Data items:
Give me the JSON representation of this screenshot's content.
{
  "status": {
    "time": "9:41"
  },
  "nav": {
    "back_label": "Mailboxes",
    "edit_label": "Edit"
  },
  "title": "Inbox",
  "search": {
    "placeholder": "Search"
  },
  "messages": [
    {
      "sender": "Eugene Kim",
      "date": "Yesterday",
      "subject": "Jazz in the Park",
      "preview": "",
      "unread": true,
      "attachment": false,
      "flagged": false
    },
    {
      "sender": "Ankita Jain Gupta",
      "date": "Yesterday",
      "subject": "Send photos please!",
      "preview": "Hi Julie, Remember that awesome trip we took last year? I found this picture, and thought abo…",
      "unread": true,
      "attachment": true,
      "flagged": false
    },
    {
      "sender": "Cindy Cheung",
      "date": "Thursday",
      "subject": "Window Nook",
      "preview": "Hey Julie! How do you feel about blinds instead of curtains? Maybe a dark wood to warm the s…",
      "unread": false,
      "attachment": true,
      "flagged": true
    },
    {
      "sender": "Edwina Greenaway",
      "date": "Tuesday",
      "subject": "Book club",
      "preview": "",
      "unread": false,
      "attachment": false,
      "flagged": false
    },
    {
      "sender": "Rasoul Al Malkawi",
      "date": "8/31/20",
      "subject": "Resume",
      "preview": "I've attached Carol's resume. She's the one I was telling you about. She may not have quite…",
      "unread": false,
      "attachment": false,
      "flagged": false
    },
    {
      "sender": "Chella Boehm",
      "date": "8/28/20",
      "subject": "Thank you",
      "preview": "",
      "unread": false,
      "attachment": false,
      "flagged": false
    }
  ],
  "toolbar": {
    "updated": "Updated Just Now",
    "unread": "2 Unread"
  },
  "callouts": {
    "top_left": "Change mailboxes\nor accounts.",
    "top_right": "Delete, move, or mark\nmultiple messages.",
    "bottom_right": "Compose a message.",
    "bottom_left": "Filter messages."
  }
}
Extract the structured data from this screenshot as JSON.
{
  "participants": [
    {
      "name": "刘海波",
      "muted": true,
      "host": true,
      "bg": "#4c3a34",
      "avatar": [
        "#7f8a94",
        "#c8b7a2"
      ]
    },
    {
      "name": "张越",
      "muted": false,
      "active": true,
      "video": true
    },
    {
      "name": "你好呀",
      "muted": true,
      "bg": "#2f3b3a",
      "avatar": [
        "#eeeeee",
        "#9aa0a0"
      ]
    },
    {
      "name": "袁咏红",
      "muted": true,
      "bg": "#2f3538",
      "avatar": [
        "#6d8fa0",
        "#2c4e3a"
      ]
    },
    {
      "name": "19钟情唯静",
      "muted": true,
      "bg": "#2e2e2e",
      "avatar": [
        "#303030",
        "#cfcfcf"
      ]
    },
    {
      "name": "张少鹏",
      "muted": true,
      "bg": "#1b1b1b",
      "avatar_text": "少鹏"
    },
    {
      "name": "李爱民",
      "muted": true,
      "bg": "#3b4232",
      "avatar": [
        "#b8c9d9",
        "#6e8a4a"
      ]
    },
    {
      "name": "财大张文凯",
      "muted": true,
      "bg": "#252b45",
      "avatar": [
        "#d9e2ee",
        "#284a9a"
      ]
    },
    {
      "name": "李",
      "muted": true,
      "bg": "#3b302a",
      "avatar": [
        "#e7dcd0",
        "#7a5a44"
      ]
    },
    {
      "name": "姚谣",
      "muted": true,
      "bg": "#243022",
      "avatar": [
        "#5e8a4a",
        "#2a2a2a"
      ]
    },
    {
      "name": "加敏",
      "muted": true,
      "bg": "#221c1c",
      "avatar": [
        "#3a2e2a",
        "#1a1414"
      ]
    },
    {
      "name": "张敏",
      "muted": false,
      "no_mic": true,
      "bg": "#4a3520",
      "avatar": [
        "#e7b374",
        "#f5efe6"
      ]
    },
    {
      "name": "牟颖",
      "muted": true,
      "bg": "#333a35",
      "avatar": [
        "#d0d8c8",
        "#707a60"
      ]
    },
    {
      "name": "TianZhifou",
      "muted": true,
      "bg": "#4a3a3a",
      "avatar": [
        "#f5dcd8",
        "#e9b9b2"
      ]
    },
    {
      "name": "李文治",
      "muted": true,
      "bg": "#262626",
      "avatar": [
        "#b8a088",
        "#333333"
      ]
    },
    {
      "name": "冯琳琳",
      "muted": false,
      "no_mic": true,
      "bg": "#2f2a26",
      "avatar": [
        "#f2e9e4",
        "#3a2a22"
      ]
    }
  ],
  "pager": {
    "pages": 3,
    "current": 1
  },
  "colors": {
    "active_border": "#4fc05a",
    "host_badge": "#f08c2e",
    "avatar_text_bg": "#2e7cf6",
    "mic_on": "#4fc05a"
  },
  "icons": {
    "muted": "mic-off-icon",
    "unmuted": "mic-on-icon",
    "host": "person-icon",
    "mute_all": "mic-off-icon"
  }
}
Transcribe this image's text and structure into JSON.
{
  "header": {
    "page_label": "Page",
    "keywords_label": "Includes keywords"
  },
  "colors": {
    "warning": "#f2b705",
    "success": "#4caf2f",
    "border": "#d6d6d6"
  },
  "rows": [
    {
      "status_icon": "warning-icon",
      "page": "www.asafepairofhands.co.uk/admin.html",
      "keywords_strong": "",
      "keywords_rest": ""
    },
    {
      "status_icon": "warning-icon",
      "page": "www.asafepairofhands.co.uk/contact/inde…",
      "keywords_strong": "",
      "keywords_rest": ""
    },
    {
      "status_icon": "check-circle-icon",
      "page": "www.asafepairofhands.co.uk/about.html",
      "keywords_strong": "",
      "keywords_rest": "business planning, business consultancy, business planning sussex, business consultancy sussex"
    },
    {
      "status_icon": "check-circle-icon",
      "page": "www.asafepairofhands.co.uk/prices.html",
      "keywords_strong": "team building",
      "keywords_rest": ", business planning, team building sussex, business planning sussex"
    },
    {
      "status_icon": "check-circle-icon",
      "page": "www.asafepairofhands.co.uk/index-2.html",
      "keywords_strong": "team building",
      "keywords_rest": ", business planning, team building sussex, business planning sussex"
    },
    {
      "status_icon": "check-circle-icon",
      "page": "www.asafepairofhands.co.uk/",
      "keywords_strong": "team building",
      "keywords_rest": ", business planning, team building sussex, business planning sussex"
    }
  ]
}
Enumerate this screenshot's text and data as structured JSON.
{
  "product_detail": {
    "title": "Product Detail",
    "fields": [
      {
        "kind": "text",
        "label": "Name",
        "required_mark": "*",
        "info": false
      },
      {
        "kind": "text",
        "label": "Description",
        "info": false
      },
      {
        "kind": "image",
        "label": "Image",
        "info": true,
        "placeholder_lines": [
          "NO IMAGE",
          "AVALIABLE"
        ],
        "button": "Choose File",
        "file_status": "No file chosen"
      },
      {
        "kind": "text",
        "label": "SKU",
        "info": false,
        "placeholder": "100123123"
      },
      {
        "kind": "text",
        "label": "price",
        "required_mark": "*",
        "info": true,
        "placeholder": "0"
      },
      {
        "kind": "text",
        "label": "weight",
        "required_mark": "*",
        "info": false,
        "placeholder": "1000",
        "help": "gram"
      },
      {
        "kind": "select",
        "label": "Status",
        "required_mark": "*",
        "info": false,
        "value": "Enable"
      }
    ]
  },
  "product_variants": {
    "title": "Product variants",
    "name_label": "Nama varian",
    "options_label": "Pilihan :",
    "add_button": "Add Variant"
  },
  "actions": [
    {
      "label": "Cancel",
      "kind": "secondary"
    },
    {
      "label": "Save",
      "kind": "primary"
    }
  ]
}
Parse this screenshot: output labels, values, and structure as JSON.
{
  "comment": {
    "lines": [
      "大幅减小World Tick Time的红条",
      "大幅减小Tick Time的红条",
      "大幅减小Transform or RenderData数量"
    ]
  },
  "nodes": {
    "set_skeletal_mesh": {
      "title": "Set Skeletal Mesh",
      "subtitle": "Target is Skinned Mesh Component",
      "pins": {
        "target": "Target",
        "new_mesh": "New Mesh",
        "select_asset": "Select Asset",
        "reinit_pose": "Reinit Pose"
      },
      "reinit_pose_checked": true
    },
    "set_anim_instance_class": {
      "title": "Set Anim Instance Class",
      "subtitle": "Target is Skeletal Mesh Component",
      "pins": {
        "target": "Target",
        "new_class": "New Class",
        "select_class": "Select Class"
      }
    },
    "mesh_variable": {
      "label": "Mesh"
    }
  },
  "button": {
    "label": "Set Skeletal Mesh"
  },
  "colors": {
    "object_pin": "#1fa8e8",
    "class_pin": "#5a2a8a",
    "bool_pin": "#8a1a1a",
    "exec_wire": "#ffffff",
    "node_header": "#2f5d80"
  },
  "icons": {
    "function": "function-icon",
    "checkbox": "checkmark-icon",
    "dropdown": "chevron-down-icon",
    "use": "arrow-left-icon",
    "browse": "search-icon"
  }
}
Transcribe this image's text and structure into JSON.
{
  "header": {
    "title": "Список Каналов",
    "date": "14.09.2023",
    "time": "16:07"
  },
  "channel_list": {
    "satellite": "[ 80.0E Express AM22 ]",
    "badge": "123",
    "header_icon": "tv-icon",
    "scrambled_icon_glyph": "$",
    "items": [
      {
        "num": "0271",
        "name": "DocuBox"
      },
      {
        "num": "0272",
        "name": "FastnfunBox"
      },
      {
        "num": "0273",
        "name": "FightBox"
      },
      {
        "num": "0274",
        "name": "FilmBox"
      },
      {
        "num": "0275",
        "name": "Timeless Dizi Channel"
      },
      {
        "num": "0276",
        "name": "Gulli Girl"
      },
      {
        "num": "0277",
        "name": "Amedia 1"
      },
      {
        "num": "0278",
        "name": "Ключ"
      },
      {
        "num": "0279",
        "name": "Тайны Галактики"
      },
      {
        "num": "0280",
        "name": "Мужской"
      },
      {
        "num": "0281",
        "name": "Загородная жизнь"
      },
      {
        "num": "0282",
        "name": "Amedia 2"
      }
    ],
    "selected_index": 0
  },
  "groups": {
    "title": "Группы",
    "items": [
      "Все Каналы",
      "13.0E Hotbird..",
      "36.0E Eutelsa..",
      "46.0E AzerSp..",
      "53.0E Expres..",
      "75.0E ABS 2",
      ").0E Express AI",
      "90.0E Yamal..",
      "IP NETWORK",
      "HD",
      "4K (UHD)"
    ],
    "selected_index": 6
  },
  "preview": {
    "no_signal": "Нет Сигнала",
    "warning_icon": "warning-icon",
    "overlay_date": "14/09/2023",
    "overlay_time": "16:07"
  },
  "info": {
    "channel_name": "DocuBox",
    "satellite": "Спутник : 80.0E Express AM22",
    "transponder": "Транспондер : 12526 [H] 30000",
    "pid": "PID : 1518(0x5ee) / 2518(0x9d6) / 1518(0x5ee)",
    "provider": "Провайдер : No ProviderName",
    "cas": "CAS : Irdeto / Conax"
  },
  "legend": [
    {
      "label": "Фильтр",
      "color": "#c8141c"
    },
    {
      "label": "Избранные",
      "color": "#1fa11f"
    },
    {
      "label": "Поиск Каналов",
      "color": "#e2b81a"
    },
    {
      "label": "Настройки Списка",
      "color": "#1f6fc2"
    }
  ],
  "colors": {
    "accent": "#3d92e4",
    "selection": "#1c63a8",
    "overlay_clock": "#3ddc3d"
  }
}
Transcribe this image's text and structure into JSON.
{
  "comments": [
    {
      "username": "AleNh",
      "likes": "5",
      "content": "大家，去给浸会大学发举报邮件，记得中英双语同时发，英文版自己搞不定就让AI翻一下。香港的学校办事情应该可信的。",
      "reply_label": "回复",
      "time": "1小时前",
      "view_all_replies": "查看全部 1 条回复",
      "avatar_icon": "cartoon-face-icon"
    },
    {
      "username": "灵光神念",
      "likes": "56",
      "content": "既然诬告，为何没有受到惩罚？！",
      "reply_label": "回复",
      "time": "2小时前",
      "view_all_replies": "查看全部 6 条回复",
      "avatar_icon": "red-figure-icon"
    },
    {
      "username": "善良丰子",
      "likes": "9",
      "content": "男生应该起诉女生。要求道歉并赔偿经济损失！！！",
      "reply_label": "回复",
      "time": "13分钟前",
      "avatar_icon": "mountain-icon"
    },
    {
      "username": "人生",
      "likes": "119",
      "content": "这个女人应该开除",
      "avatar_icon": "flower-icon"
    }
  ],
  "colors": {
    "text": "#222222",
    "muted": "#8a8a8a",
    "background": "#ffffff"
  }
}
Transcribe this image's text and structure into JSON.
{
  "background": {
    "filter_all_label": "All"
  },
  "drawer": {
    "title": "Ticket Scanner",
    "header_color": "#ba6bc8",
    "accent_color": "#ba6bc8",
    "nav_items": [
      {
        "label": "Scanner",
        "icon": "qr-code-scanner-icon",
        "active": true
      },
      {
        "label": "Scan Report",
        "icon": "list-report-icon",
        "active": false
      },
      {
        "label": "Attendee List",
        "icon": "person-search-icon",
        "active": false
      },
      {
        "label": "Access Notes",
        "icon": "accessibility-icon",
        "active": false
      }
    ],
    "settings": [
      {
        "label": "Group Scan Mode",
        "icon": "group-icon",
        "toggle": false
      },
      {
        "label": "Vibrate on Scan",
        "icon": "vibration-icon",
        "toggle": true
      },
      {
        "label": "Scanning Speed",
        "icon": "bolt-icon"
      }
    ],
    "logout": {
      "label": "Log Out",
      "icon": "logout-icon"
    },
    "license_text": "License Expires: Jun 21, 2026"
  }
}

▸ **Task requirements**
Copy all the lines above that hold the string "username".

▸ **The response**
      "username": "AleNh",
      "username": "灵光神念",
      "username": "善良丰子",
      "username": "人生",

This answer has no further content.